(Records from a data source)
++++++++++

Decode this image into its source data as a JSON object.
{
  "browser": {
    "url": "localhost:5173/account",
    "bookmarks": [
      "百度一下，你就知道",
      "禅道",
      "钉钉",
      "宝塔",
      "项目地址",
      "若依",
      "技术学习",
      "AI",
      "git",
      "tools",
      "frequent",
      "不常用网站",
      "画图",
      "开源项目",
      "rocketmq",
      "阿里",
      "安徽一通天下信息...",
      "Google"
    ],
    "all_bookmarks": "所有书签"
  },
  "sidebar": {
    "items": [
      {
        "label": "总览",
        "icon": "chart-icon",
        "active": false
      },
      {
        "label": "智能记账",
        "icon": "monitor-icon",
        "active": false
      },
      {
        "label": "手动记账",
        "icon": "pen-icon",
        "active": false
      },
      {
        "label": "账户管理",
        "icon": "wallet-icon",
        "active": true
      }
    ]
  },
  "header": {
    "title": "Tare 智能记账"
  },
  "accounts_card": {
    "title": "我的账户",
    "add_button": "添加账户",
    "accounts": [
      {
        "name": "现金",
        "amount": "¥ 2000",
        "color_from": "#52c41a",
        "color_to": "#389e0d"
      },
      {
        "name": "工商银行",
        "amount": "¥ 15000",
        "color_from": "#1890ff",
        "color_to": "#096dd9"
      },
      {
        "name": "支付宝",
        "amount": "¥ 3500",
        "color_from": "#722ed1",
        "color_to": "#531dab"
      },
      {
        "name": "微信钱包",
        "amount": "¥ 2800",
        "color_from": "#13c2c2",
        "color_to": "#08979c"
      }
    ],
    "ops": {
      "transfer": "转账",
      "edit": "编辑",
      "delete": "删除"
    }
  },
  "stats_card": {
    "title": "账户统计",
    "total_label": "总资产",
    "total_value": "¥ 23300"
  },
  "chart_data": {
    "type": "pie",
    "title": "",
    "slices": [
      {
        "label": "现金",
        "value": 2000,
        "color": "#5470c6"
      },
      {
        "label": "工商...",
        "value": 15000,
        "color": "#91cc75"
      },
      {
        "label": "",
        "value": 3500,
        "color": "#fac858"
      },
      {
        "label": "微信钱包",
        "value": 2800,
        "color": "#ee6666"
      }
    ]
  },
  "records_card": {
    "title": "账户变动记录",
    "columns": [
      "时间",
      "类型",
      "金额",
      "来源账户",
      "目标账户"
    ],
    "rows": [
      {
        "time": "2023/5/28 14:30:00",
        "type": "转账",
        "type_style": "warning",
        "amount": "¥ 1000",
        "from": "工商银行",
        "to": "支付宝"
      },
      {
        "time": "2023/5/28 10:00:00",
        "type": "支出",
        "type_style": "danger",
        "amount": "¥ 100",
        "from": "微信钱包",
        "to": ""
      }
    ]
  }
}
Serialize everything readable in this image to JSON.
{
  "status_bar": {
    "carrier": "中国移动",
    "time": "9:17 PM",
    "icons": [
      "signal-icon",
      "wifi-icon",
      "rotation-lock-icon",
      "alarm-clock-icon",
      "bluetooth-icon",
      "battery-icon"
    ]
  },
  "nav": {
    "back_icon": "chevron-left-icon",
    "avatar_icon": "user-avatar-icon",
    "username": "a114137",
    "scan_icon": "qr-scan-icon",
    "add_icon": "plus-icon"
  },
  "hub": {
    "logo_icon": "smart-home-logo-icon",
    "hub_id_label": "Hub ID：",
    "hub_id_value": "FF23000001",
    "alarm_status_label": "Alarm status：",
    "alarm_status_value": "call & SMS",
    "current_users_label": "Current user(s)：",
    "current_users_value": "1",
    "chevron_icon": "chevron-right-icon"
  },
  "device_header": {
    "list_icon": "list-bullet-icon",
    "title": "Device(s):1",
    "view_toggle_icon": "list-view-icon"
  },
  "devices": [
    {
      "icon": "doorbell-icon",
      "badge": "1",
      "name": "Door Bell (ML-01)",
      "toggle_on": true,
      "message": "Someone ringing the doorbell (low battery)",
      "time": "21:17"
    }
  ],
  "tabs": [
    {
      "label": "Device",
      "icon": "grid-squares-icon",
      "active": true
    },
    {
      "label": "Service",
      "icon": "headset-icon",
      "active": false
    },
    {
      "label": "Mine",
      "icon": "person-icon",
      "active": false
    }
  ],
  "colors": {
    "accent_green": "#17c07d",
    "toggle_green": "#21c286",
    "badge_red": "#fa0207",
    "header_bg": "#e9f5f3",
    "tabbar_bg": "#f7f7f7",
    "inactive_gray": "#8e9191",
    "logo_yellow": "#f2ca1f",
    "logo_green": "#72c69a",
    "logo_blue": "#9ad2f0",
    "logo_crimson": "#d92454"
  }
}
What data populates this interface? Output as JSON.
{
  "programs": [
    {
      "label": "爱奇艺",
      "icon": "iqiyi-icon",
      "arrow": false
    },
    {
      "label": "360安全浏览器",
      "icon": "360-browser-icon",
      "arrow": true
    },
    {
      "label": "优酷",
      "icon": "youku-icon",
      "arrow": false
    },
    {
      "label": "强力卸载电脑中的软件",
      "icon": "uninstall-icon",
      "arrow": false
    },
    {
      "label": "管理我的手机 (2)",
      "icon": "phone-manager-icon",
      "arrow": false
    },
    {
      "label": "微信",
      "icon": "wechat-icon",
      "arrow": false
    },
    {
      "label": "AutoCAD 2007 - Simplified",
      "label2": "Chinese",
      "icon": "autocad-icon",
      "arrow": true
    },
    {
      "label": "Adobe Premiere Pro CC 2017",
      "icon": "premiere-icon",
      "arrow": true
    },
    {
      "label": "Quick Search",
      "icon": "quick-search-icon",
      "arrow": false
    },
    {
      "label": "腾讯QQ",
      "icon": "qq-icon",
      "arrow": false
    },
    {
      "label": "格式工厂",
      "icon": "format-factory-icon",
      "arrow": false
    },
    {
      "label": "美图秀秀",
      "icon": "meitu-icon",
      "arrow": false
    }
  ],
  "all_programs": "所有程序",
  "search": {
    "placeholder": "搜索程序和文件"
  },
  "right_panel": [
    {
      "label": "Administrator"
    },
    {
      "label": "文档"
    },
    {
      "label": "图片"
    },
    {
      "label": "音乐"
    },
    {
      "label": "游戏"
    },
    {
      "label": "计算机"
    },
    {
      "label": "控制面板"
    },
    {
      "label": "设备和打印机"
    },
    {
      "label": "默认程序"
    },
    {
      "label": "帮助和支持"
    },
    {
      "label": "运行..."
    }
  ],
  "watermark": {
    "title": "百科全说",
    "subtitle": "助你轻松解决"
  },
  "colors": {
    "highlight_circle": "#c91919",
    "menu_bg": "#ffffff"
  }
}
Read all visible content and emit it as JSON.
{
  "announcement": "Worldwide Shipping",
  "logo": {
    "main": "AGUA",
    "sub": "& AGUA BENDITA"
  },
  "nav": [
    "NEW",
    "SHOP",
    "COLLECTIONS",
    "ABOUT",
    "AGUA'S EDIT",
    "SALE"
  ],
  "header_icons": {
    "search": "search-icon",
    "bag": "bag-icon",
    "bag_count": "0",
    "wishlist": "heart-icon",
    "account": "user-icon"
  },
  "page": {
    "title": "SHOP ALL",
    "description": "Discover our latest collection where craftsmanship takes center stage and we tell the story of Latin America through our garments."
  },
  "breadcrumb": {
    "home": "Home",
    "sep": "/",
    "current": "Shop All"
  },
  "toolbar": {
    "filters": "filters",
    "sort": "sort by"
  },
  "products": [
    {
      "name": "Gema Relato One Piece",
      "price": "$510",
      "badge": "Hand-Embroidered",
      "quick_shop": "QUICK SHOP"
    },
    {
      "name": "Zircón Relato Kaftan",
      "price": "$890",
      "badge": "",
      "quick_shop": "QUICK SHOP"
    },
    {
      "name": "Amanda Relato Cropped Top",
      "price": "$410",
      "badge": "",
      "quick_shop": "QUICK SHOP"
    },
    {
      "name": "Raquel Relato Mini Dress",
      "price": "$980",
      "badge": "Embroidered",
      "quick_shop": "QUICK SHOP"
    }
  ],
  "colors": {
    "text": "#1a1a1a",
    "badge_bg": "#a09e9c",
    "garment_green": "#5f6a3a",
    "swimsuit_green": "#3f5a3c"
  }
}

++++++++++

[INSTRUCTION] Return only the number of lines in the preceding records that contain the string "amount".

[WRITTEN RESPONSE] 6